### [WHAT TO DO]
Without the pictures, copy the entries below word for word.
══ EXCERPTED DATA ══
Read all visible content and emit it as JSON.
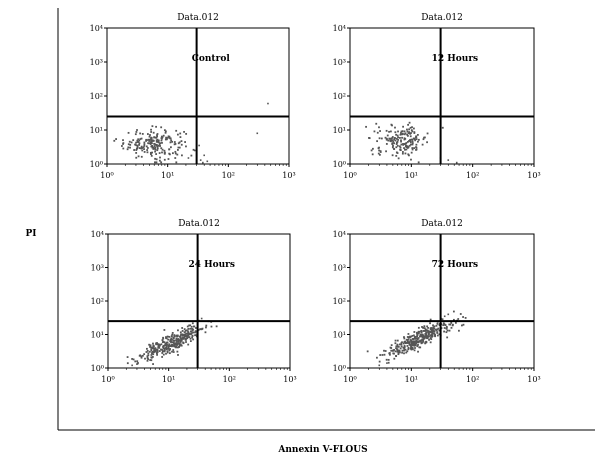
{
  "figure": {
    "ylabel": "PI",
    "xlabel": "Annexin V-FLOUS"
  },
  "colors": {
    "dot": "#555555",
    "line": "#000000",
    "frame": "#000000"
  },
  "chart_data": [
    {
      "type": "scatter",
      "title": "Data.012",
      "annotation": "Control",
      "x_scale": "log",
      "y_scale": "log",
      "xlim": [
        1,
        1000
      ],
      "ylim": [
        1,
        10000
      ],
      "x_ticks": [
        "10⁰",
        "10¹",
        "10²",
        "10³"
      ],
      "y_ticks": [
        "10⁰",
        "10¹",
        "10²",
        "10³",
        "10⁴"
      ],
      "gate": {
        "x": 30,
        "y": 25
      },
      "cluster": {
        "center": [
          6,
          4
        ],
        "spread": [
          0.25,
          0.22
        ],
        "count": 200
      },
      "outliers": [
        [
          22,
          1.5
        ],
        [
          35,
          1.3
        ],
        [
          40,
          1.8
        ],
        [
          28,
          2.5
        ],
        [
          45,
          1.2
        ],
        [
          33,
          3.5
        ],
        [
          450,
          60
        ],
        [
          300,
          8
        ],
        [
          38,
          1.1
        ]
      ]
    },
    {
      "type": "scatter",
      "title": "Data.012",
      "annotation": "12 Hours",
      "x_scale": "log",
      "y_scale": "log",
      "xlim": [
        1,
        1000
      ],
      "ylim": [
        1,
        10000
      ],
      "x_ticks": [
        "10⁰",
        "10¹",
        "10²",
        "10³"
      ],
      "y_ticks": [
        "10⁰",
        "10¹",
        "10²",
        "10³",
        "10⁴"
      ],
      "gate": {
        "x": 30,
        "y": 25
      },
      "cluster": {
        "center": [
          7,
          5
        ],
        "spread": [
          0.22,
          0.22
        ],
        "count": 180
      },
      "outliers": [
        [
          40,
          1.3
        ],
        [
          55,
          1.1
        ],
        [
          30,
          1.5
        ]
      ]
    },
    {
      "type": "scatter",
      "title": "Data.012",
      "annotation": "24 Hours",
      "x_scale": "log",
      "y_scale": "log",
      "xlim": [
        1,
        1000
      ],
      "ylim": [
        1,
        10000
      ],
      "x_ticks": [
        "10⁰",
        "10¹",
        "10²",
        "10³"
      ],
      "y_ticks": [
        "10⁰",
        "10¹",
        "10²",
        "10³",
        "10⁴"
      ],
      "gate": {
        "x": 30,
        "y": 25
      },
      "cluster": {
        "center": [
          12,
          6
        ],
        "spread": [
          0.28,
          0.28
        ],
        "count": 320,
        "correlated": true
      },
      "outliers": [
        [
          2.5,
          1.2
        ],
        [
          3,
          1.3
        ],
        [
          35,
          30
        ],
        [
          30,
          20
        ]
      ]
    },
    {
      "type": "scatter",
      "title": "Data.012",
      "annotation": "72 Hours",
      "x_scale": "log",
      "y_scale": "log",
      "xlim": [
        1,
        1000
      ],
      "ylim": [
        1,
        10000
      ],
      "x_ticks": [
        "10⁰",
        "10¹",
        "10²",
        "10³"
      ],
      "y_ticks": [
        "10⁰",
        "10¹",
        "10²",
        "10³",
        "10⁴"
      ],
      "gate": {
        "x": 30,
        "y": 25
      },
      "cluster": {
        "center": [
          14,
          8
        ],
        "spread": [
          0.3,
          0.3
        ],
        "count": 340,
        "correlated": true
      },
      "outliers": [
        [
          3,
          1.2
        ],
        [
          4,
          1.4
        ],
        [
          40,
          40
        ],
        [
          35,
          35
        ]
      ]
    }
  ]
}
═══
### [SOLUTION FOR THIS TASK]
Read all visible content and emit it as JSON.
{
  "figure": {
    "ylabel": "PI",
    "xlabel": "Annexin V-FLOUS"
  },
  "colors": {
    "dot": "#555555",
    "line": "#000000",
    "frame": "#000000"
  },
  "chart_data": [
    {
      "type": "scatter",
      "title": "Data.012",
      "annotation": "Control",
      "x_scale": "log",
      "y_scale": "log",
      "xlim": [
        1,
        1000
      ],
      "ylim": [
        1,
        10000
      ],
      "x_ticks": [
        "10⁰",
        "10¹",
        "10²",
        "10³"
      ],
      "y_ticks": [
        "10⁰",
        "10¹",
        "10²",
        "10³",
        "10⁴"
      ],
      "gate": {
        "x": 30,
        "y": 25
      },
      "cluster": {
        "center": [
          6,
          4
        ],
        "spread": [
          0.25,
          0.22
        ],
        "count": 200
      },
      "outliers": [
        [
          22,
          1.5
        ],
        [
          35,
          1.3
        ],
        [
          40,
          1.8
        ],
        [
          28,
          2.5
        ],
        [
          45,
          1.2
        ],
        [
          33,
          3.5
        ],
        [
          450,
          60
        ],
        [
          300,
          8
        ],
        [
          38,
          1.1
        ]
      ]
    },
    {
      "type": "scatter",
      "title": "Data.012",
      "annotation": "12 Hours",
      "x_scale": "log",
      "y_scale": "log",
      "xlim": [
        1,
        1000
      ],
      "ylim": [
        1,
        10000
      ],
      "x_ticks": [
        "10⁰",
        "10¹",
        "10²",
        "10³"
      ],
      "y_ticks": [
        "10⁰",
        "10¹",
        "10²",
        "10³",
        "10⁴"
      ],
      "gate": {
        "x": 30,
        "y": 25
      },
      "cluster": {
        "center": [
          7,
          5
        ],
        "spread": [
          0.22,
          0.22
        ],
        "count": 180
      },
      "outliers": [
        [
          40,
          1.3
        ],
        [
          55,
          1.1
        ],
        [
          30,
          1.5
        ]
      ]
    },
    {
      "type": "scatter",
      "title": "Data.012",
      "annotation": "24 Hours",
      "x_scale": "log",
      "y_scale": "log",
      "xlim": [
        1,
        1000
      ],
      "ylim": [
        1,
        10000
      ],
      "x_ticks": [
        "10⁰",
        "10¹",
        "10²",
        "10³"
      ],
      "y_ticks": [
        "10⁰",
        "10¹",
        "10²",
        "10³",
        "10⁴"
      ],
      "gate": {
        "x": 30,
        "y": 25
      },
      "cluster": {
        "center": [
          12,
          6
        ],
        "spread": [
          0.28,
          0.28
        ],
        "count": 320,
        "correlated": true
      },
      "outliers": [
        [
          2.5,
          1.2
        ],
        [
          3,
          1.3
        ],
        [
          35,
          30
        ],
        [
          30,
          20
        ]
      ]
    },
    {
      "type": "scatter",
      "title": "Data.012",
      "annotation": "72 Hours",
      "x_scale": "log",
      "y_scale": "log",
      "xlim": [
        1,
        1000
      ],
      "ylim": [
        1,
        10000
      ],
      "x_ticks": [
        "10⁰",
        "10¹",
        "10²",
        "10³"
      ],
      "y_ticks": [
        "10⁰",
        "10¹",
        "10²",
        "10³",
        "10⁴"
      ],
      "gate": {
        "x": 30,
        "y": 25
      },
      "cluster": {
        "center": [
          14,
          8
        ],
        "spread": [
          0.3,
          0.3
        ],
        "count": 340,
        "correlated": true
      },
      "outliers": [
        [
          3,
          1.2
        ],
        [
          4,
          1.4
        ],
        [
          40,
          40
        ],
        [
          35,
          35
        ]
      ]
    }
  ]
}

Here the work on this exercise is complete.